====== Task input ======

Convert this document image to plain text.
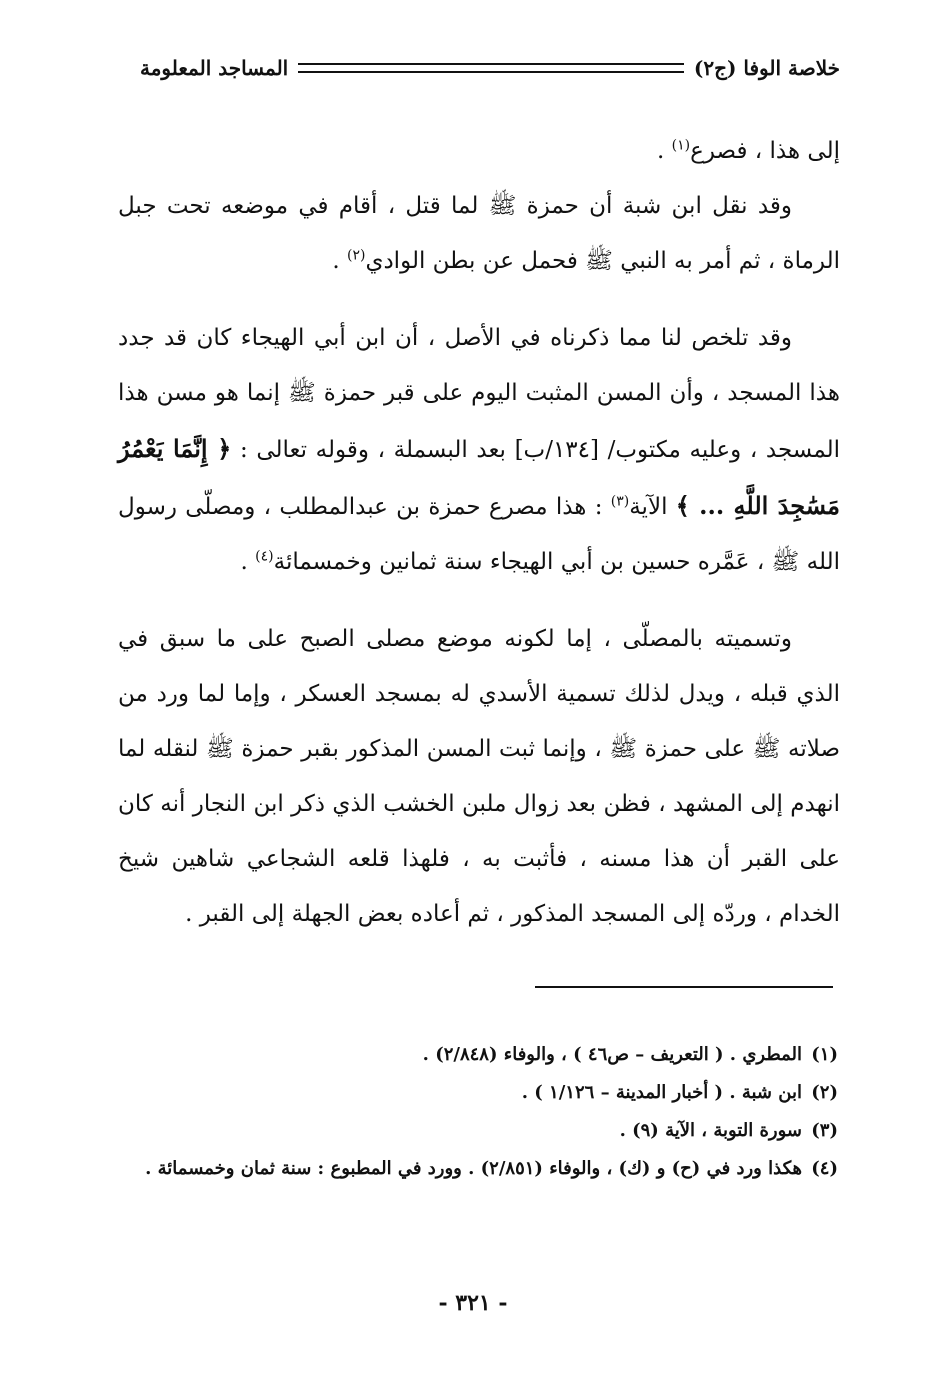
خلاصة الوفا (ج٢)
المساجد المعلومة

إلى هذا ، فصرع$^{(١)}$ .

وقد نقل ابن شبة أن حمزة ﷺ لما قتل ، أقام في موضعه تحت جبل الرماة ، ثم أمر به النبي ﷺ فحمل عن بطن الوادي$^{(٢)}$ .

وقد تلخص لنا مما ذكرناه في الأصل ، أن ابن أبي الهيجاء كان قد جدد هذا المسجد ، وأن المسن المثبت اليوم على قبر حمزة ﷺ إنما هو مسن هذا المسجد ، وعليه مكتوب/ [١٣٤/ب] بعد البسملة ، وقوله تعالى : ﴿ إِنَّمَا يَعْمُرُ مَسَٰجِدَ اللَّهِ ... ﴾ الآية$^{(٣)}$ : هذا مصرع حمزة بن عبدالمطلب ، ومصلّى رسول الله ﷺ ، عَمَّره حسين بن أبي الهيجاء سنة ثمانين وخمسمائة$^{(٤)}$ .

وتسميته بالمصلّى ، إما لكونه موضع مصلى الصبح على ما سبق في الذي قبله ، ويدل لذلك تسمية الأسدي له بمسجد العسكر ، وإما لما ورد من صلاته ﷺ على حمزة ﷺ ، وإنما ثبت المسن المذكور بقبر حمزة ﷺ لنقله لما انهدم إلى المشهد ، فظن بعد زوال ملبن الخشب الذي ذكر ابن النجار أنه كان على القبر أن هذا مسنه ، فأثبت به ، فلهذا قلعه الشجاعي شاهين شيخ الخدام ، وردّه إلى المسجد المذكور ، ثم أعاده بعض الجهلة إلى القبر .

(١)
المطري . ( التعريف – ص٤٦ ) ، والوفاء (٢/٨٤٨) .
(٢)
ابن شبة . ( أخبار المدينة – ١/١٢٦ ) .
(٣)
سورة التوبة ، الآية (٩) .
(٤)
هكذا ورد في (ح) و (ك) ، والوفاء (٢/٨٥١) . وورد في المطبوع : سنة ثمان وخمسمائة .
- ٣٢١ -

======
====== Task input ======

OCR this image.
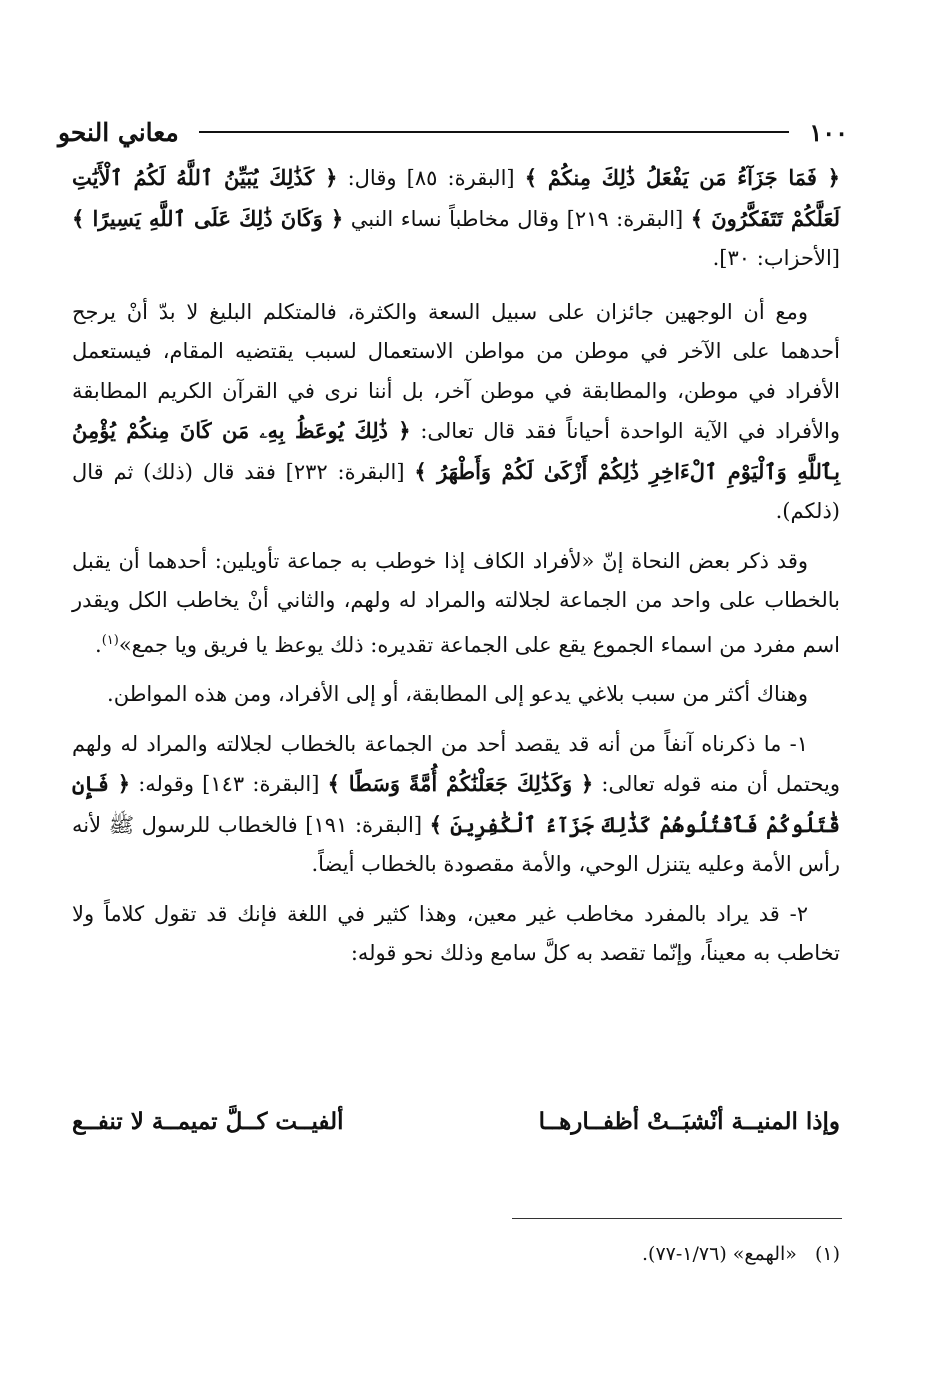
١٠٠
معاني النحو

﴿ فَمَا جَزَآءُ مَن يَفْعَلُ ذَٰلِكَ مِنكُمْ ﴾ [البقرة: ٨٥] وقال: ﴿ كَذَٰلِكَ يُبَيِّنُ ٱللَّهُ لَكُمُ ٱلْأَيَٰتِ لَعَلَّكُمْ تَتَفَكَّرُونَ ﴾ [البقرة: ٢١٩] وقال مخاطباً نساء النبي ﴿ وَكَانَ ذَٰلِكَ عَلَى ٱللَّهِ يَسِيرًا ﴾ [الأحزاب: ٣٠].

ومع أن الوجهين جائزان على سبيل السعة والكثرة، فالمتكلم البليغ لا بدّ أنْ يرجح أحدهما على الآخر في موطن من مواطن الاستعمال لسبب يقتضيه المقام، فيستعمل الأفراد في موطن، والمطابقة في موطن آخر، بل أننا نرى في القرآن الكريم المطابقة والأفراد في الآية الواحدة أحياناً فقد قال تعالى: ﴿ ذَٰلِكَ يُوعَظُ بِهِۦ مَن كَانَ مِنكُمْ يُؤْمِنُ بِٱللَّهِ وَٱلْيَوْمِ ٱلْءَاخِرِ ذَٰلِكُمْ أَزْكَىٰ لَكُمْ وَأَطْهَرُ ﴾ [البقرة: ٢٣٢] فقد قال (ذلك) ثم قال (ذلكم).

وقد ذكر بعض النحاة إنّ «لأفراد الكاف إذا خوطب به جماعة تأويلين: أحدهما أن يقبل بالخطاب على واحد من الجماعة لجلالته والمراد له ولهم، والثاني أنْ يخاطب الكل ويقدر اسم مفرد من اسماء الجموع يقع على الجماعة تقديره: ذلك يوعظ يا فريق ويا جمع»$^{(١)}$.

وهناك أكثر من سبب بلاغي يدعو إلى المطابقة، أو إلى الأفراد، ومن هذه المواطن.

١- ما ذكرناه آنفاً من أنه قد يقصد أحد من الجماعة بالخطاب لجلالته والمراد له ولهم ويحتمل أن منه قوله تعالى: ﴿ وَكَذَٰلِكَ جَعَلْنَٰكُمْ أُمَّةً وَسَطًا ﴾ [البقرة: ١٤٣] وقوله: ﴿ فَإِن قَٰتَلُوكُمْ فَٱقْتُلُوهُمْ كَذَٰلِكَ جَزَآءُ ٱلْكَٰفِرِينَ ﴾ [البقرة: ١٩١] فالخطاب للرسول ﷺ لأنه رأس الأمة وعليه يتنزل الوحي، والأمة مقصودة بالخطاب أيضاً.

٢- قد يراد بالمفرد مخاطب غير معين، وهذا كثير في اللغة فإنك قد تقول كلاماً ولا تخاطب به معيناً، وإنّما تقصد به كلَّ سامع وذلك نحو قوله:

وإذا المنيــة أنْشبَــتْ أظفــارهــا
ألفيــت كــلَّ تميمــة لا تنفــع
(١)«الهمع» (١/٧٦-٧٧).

======

Goal: Locate all lines that include the word "لجلالته" and copy them out.

Reply to the exercise:
وقد ذكر بعض النحاة إنّ «لأفراد الكاف إذا خوطب به جماعة تأويلين: أحدهما أن يقبل بالخطاب على واحد من الجماعة لجلالته والمراد له ولهم، والثاني أنْ يخاطب الكل ويقدر اسم مفرد من اسماء الجموع يقع على الجماعة تقديره: ذلك يوعظ يا فريق ويا جمع»$^{(١)}$.
١- ما ذكرناه آنفاً من أنه قد يقصد أحد من الجماعة بالخطاب لجلالته والمراد له ولهم ويحتمل أن منه قوله تعالى: ﴿ وَكَذَٰلِكَ جَعَلْنَٰكُمْ أُمَّةً وَسَطًا ﴾ [البقرة: ١٤٣] وقوله: ﴿ فَإِن قَٰتَلُوكُمْ فَٱقْتُلُوهُمْ كَذَٰلِكَ جَزَآءُ ٱلْكَٰفِرِينَ ﴾ [البقرة: ١٩١] فالخطاب للرسول ﷺ لأنه رأس الأمة وعليه يتنزل الوحي، والأمة مقصودة بالخطاب أيضاً.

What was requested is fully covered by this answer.